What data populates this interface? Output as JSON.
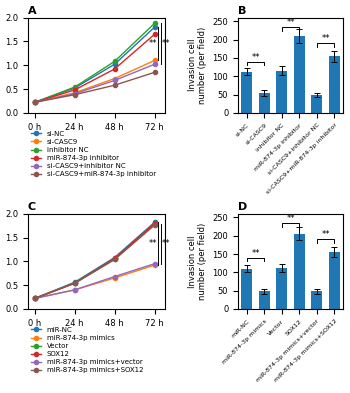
{
  "chart_data": [
    {
      "type": "line",
      "title": "A",
      "x": [
        0,
        24,
        48,
        72
      ],
      "xlim": [
        -4,
        78
      ],
      "xticks": [
        {
          "value": 0,
          "label": "0 h"
        },
        {
          "value": 24,
          "label": "24 h"
        },
        {
          "value": 48,
          "label": "48 h"
        },
        {
          "value": 72,
          "label": "72 h"
        }
      ],
      "ylim": [
        0.0,
        2.0
      ],
      "yticks": [
        0.0,
        0.5,
        1.0,
        1.5,
        2.0
      ],
      "marker": "o",
      "legend": "upper left",
      "series": [
        {
          "name": "si-NC",
          "values": [
            0.22,
            0.52,
            1.02,
            1.8
          ]
        },
        {
          "name": "si-CASC9",
          "values": [
            0.22,
            0.42,
            0.72,
            1.1
          ]
        },
        {
          "name": "inhibitor NC",
          "values": [
            0.22,
            0.54,
            1.08,
            1.88
          ]
        },
        {
          "name": "miR-874-3p inhibitor",
          "values": [
            0.22,
            0.48,
            0.92,
            1.65
          ]
        },
        {
          "name": "si-CASC9+inhibitor NC",
          "values": [
            0.22,
            0.4,
            0.68,
            1.02
          ]
        },
        {
          "name": "si-CASC9+miR-874-3p inhibitor",
          "values": [
            0.22,
            0.38,
            0.58,
            0.85
          ]
        }
      ],
      "annotations": [
        {
          "text": "**",
          "x": 74,
          "y": [
            1.8,
            1.1
          ]
        },
        {
          "text": "**",
          "x": 76,
          "y": [
            1.88,
            1.02
          ]
        }
      ]
    },
    {
      "type": "bar",
      "title": "B",
      "categories": [
        "si-NC",
        "si-CASC9",
        "inhibitor NC",
        "miR-874-3p inhibitor",
        "si-CASC9+inhibitor NC",
        "si-CASC9+miR-874-3p inhibitor"
      ],
      "values": [
        112,
        55,
        115,
        210,
        48,
        155
      ],
      "errors": [
        10,
        8,
        12,
        20,
        6,
        15
      ],
      "ylabel": "Invasion cell\nnumber (per field)",
      "ylim": [
        0,
        260
      ],
      "yticks": [
        0,
        50,
        100,
        150,
        200,
        250
      ],
      "annotations": [
        {
          "text": "**",
          "x1": 0,
          "x2": 1,
          "y": 140
        },
        {
          "text": "**",
          "x1": 2,
          "x2": 3,
          "y": 235
        },
        {
          "text": "**",
          "x1": 4,
          "x2": 5,
          "y": 190
        }
      ]
    },
    {
      "type": "line",
      "title": "C",
      "x": [
        0,
        24,
        48,
        72
      ],
      "xlim": [
        -4,
        78
      ],
      "xticks": [
        {
          "value": 0,
          "label": "0 h"
        },
        {
          "value": 24,
          "label": "24 h"
        },
        {
          "value": 48,
          "label": "48 h"
        },
        {
          "value": 72,
          "label": "72 h"
        }
      ],
      "ylim": [
        0.0,
        2.0
      ],
      "yticks": [
        0.0,
        0.5,
        1.0,
        1.5,
        2.0
      ],
      "marker": "o",
      "legend": "upper left",
      "series": [
        {
          "name": "miR-NC",
          "values": [
            0.22,
            0.56,
            1.08,
            1.82
          ]
        },
        {
          "name": "miR-874-3p mimics",
          "values": [
            0.22,
            0.4,
            0.65,
            0.92
          ]
        },
        {
          "name": "Vector",
          "values": [
            0.22,
            0.54,
            1.04,
            1.78
          ]
        },
        {
          "name": "SOX12",
          "values": [
            0.22,
            0.54,
            1.06,
            1.8
          ]
        },
        {
          "name": "miR-874-3p mimics+vector",
          "values": [
            0.22,
            0.4,
            0.68,
            0.95
          ]
        },
        {
          "name": "miR-874-3p mimics+SOX12",
          "values": [
            0.22,
            0.54,
            1.04,
            1.76
          ]
        }
      ],
      "annotations": [
        {
          "text": "**",
          "x": 74,
          "y": [
            1.82,
            0.92
          ]
        },
        {
          "text": "**",
          "x": 76,
          "y": [
            1.78,
            0.95
          ]
        }
      ]
    },
    {
      "type": "bar",
      "title": "D",
      "categories": [
        "miR-NC",
        "miR-874-3p mimics",
        "Vector",
        "SOX12",
        "miR-874-3p mimics+vector",
        "miR-874-3p mimics+SOX12"
      ],
      "values": [
        110,
        48,
        112,
        205,
        48,
        155
      ],
      "errors": [
        10,
        7,
        11,
        18,
        6,
        14
      ],
      "ylabel": "Invasion cell\nnumber (per field)",
      "ylim": [
        0,
        260
      ],
      "yticks": [
        0,
        50,
        100,
        150,
        200,
        250
      ],
      "annotations": [
        {
          "text": "**",
          "x1": 0,
          "x2": 1,
          "y": 140
        },
        {
          "text": "**",
          "x1": 2,
          "x2": 3,
          "y": 235
        },
        {
          "text": "**",
          "x1": 4,
          "x2": 5,
          "y": 190
        }
      ]
    }
  ]
}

◆ **Request**: Return each full line of the entries that contains the word "mimics".

◆ **Solution to the problem**:
          "name": "miR-874-3p mimics",
          "name": "miR-874-3p mimics+vector",
          "name": "miR-874-3p mimics+SOX12",
        "miR-874-3p mimics",
        "miR-874-3p mimics+vector",
        "miR-874-3p mimics+SOX12"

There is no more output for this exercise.